— BEGIN Data extract —
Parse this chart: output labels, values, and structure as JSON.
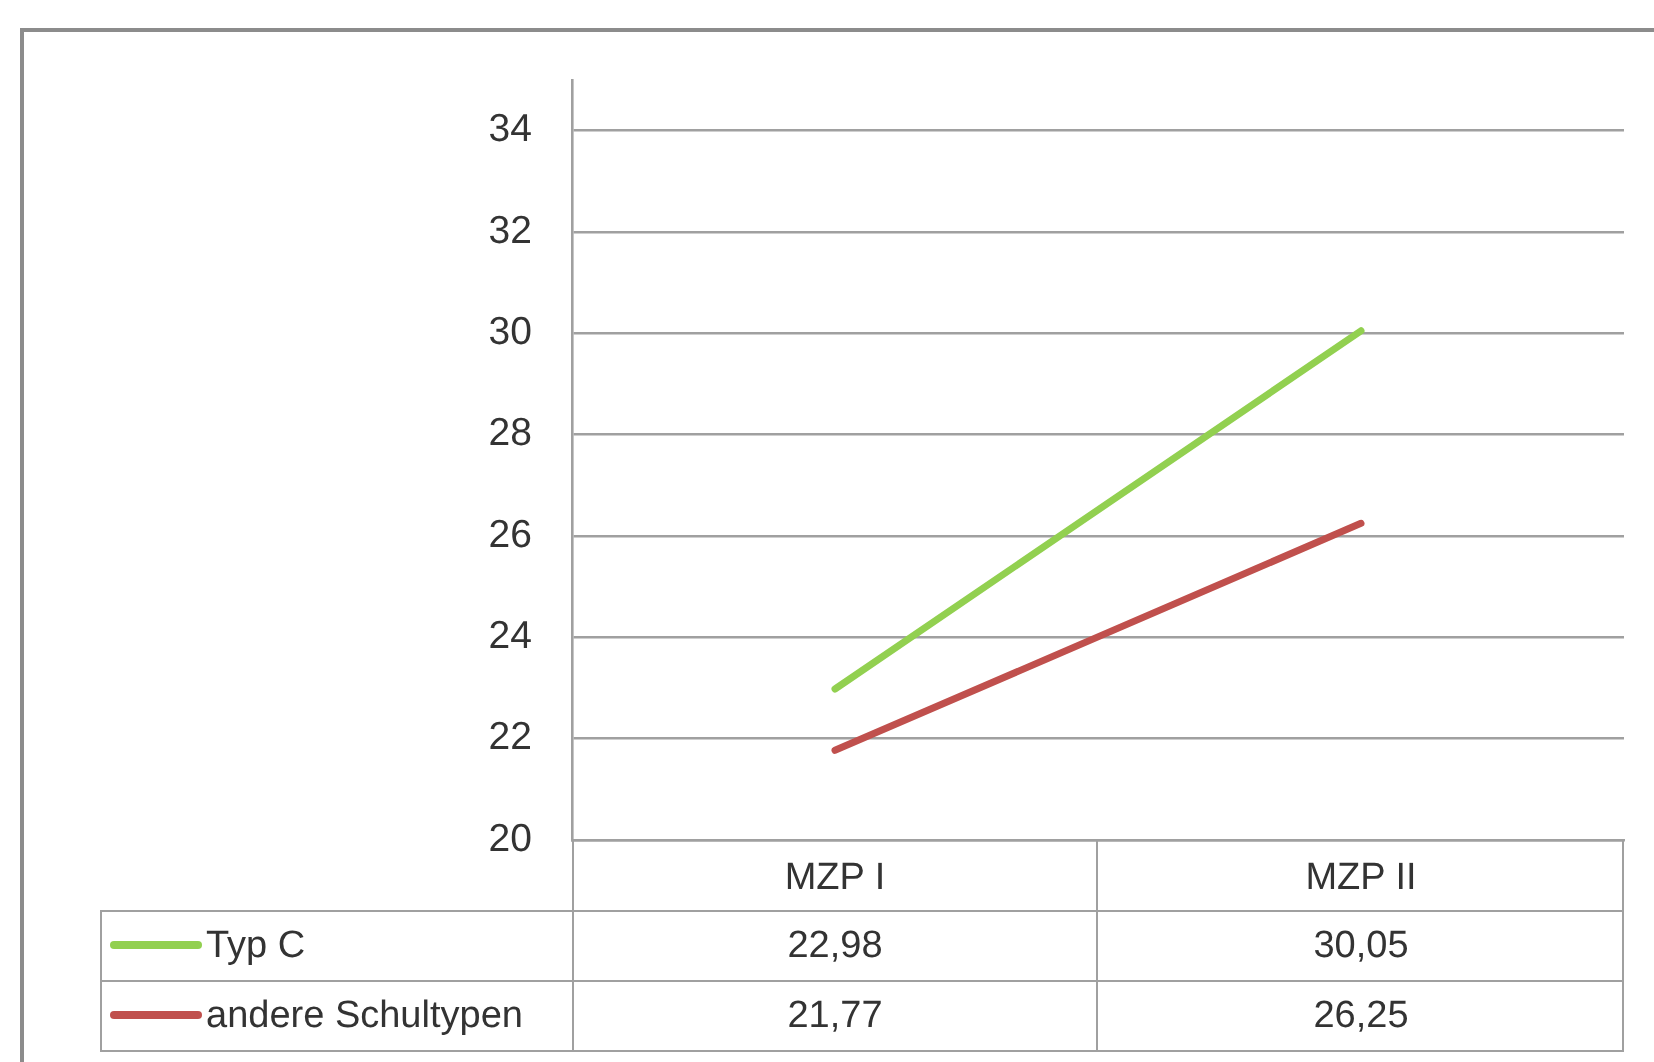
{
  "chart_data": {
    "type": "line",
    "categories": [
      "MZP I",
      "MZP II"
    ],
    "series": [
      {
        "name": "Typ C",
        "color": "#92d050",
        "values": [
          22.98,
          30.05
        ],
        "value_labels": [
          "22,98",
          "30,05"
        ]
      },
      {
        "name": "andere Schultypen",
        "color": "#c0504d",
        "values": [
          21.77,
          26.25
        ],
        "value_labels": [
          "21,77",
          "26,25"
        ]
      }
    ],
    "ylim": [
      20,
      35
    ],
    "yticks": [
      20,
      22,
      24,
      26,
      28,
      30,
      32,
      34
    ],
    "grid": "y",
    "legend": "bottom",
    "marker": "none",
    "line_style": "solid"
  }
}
— END Data extract —
Pictures are to be left out; repeat all the remaining data exactly.

The answer:
Parse this chart: output labels, values, and structure as JSON.
{
  "chart_data": {
    "type": "line",
    "categories": [
      "MZP I",
      "MZP II"
    ],
    "series": [
      {
        "name": "Typ C",
        "color": "#92d050",
        "values": [
          22.98,
          30.05
        ],
        "value_labels": [
          "22,98",
          "30,05"
        ]
      },
      {
        "name": "andere Schultypen",
        "color": "#c0504d",
        "values": [
          21.77,
          26.25
        ],
        "value_labels": [
          "21,77",
          "26,25"
        ]
      }
    ],
    "ylim": [
      20,
      35
    ],
    "yticks": [
      20,
      22,
      24,
      26,
      28,
      30,
      32,
      34
    ],
    "grid": "y",
    "legend": "bottom",
    "marker": "none",
    "line_style": "solid"
  }
}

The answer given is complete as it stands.